Your task: Write the listing out again, all of it, word for word.
==========
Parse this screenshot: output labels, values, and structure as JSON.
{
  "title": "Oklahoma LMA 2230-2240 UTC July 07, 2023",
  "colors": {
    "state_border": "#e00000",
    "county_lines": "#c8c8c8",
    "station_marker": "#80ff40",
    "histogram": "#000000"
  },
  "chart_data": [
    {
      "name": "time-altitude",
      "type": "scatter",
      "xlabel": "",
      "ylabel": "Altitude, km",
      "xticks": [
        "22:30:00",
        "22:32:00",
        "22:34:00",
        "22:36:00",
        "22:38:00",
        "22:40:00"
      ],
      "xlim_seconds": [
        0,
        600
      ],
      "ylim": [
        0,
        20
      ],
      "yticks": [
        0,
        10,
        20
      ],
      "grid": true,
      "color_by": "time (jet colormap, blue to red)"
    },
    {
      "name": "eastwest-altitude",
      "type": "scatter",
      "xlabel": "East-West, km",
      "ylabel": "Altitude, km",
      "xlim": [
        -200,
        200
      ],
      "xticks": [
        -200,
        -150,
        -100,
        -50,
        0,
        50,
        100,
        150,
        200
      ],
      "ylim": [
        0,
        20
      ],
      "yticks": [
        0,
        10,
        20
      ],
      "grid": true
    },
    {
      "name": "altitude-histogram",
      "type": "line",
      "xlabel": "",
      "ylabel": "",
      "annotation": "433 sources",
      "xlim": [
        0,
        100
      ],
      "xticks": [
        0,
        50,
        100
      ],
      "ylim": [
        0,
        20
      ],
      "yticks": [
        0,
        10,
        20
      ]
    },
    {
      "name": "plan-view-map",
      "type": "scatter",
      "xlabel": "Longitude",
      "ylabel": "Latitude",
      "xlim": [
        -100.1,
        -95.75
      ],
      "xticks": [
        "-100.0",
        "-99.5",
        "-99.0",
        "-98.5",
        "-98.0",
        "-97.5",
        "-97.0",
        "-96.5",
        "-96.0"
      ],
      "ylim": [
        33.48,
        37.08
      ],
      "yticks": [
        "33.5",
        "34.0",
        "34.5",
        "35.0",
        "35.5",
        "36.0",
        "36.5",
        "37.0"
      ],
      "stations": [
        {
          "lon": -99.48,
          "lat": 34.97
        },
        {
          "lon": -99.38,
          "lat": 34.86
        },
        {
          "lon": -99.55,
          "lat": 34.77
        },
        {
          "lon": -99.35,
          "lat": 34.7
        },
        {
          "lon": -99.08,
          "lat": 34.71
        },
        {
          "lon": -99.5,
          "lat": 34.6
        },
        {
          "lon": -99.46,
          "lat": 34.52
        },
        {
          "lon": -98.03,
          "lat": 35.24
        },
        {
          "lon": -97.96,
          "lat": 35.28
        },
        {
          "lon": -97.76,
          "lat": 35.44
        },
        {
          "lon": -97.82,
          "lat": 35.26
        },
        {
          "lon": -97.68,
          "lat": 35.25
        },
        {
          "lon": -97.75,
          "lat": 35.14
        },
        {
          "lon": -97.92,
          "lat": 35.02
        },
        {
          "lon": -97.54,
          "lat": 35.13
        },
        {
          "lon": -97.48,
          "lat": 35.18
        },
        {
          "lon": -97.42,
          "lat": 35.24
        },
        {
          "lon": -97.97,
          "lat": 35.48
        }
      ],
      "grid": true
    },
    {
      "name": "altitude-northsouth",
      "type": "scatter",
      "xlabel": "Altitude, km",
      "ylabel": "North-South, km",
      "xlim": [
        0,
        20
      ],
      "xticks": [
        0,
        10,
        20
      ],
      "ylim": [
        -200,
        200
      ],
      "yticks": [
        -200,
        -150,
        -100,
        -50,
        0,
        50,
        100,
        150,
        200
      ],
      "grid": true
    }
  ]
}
==========
Reply:
Parse this screenshot: output labels, values, and structure as JSON.
{
  "title": "Oklahoma LMA 2230-2240 UTC July 07, 2023",
  "colors": {
    "state_border": "#e00000",
    "county_lines": "#c8c8c8",
    "station_marker": "#80ff40",
    "histogram": "#000000"
  },
  "chart_data": [
    {
      "name": "time-altitude",
      "type": "scatter",
      "xlabel": "",
      "ylabel": "Altitude, km",
      "xticks": [
        "22:30:00",
        "22:32:00",
        "22:34:00",
        "22:36:00",
        "22:38:00",
        "22:40:00"
      ],
      "xlim_seconds": [
        0,
        600
      ],
      "ylim": [
        0,
        20
      ],
      "yticks": [
        0,
        10,
        20
      ],
      "grid": true,
      "color_by": "time (jet colormap, blue to red)"
    },
    {
      "name": "eastwest-altitude",
      "type": "scatter",
      "xlabel": "East-West, km",
      "ylabel": "Altitude, km",
      "xlim": [
        -200,
        200
      ],
      "xticks": [
        -200,
        -150,
        -100,
        -50,
        0,
        50,
        100,
        150,
        200
      ],
      "ylim": [
        0,
        20
      ],
      "yticks": [
        0,
        10,
        20
      ],
      "grid": true
    },
    {
      "name": "altitude-histogram",
      "type": "line",
      "xlabel": "",
      "ylabel": "",
      "annotation": "433 sources",
      "xlim": [
        0,
        100
      ],
      "xticks": [
        0,
        50,
        100
      ],
      "ylim": [
        0,
        20
      ],
      "yticks": [
        0,
        10,
        20
      ]
    },
    {
      "name": "plan-view-map",
      "type": "scatter",
      "xlabel": "Longitude",
      "ylabel": "Latitude",
      "xlim": [
        -100.1,
        -95.75
      ],
      "xticks": [
        "-100.0",
        "-99.5",
        "-99.0",
        "-98.5",
        "-98.0",
        "-97.5",
        "-97.0",
        "-96.5",
        "-96.0"
      ],
      "ylim": [
        33.48,
        37.08
      ],
      "yticks": [
        "33.5",
        "34.0",
        "34.5",
        "35.0",
        "35.5",
        "36.0",
        "36.5",
        "37.0"
      ],
      "stations": [
        {
          "lon": -99.48,
          "lat": 34.97
        },
        {
          "lon": -99.38,
          "lat": 34.86
        },
        {
          "lon": -99.55,
          "lat": 34.77
        },
        {
          "lon": -99.35,
          "lat": 34.7
        },
        {
          "lon": -99.08,
          "lat": 34.71
        },
        {
          "lon": -99.5,
          "lat": 34.6
        },
        {
          "lon": -99.46,
          "lat": 34.52
        },
        {
          "lon": -98.03,
          "lat": 35.24
        },
        {
          "lon": -97.96,
          "lat": 35.28
        },
        {
          "lon": -97.76,
          "lat": 35.44
        },
        {
          "lon": -97.82,
          "lat": 35.26
        },
        {
          "lon": -97.68,
          "lat": 35.25
        },
        {
          "lon": -97.75,
          "lat": 35.14
        },
        {
          "lon": -97.92,
          "lat": 35.02
        },
        {
          "lon": -97.54,
          "lat": 35.13
        },
        {
          "lon": -97.48,
          "lat": 35.18
        },
        {
          "lon": -97.42,
          "lat": 35.24
        },
        {
          "lon": -97.97,
          "lat": 35.48
        }
      ],
      "grid": true
    },
    {
      "name": "altitude-northsouth",
      "type": "scatter",
      "xlabel": "Altitude, km",
      "ylabel": "North-South, km",
      "xlim": [
        0,
        20
      ],
      "xticks": [
        0,
        10,
        20
      ],
      "ylim": [
        -200,
        200
      ],
      "yticks": [
        -200,
        -150,
        -100,
        -50,
        0,
        50,
        100,
        150,
        200
      ],
      "grid": true
    }
  ]
}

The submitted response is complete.